__Task statement__
Find every line below that contains the word "close" and copy it out.

________________________________________

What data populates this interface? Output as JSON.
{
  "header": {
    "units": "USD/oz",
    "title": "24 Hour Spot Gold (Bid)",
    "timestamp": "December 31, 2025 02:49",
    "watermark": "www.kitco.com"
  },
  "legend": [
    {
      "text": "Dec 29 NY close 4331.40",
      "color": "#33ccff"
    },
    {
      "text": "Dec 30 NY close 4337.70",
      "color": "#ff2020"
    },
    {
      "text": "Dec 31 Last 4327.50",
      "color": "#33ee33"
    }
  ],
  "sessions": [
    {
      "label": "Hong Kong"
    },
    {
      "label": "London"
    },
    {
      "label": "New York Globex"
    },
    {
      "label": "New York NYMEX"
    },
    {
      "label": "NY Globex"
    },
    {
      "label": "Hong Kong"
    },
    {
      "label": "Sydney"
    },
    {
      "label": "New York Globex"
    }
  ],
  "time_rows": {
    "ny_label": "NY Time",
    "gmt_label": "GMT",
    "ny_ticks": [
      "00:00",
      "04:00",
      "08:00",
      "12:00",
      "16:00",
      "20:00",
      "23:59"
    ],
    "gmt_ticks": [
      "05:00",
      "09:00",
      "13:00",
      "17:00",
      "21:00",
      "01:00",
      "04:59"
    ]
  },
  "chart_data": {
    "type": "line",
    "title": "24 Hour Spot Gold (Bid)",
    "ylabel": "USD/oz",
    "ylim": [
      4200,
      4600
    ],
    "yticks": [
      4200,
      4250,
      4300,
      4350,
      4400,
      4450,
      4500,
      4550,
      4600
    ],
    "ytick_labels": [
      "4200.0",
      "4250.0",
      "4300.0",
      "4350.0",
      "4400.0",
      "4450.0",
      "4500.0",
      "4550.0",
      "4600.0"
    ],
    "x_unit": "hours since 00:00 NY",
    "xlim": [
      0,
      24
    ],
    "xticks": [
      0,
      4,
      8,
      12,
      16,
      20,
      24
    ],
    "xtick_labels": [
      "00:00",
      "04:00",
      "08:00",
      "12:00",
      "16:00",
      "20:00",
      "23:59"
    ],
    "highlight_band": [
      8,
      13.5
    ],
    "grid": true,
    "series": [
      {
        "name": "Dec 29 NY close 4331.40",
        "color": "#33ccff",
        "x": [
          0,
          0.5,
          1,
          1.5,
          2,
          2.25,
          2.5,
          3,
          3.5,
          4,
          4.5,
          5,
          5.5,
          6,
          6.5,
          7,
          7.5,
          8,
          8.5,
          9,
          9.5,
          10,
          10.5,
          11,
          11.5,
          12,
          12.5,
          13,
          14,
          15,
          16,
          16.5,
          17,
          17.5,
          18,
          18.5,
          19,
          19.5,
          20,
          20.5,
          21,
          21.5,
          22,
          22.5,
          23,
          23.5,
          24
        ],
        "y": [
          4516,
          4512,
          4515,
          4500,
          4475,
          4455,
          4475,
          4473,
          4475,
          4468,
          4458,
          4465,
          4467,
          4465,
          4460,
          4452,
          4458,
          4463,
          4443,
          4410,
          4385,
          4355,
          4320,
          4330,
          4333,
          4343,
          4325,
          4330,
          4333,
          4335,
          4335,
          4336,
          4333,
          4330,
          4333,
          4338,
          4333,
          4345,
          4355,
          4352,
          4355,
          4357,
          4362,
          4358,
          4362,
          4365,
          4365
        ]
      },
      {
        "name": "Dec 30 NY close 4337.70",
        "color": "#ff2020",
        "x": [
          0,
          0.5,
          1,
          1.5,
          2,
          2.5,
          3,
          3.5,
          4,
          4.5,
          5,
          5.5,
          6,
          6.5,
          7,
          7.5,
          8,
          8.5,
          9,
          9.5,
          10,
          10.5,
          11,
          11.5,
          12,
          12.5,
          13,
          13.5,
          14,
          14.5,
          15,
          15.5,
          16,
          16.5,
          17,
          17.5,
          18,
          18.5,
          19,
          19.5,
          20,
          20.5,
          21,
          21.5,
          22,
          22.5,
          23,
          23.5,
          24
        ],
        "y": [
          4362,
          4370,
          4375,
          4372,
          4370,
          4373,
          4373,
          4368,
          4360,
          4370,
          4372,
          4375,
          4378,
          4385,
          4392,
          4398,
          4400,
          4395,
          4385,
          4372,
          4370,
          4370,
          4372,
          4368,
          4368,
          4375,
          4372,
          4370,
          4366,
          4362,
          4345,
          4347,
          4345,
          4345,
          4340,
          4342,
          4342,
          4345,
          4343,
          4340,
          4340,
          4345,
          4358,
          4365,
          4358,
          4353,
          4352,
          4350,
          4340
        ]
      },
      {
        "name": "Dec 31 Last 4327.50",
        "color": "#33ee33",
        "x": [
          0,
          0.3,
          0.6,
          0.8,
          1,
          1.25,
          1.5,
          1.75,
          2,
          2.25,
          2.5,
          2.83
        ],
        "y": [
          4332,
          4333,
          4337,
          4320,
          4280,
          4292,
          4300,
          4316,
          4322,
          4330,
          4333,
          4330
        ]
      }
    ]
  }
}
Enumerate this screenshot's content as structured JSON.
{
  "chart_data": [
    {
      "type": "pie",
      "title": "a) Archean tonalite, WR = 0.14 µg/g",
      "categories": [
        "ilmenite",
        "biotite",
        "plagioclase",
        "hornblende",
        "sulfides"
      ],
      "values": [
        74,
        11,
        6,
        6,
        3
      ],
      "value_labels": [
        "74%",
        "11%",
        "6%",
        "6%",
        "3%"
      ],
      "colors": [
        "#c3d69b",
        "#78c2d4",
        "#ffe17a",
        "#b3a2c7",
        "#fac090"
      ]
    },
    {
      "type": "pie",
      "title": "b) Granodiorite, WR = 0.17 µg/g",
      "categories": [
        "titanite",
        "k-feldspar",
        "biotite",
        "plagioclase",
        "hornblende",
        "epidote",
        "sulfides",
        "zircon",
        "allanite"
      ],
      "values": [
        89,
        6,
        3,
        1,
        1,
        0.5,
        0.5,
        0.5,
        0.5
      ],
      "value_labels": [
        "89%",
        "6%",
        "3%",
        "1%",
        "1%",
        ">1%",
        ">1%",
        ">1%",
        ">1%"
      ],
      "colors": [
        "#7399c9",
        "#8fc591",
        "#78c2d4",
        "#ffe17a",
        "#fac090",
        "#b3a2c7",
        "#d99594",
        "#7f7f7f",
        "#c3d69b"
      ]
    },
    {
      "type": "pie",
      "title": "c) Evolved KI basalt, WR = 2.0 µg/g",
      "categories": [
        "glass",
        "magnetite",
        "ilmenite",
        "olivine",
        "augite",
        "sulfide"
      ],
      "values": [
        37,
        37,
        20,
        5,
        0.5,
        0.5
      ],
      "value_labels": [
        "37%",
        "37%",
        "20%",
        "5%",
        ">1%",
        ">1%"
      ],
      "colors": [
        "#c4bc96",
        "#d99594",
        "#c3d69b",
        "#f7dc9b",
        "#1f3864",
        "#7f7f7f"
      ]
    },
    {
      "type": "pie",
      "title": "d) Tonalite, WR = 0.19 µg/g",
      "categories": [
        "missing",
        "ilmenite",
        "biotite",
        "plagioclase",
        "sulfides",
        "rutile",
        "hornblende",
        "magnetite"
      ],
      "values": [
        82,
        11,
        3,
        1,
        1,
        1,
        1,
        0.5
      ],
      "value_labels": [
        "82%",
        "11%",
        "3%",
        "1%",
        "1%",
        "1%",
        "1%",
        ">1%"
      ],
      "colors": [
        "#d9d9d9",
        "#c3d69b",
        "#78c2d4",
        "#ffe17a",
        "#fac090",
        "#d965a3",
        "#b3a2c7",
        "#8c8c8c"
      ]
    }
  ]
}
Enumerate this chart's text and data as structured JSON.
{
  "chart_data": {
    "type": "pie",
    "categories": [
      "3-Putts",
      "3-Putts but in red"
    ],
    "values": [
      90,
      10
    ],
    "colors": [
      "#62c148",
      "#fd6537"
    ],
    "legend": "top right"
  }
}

________________________________________

__Task answer__
      "text": "Dec 29 NY close 4331.40",
      "text": "Dec 30 NY close 4337.70",
        "name": "Dec 29 NY close 4331.40",
        "name": "Dec 30 NY close 4337.70",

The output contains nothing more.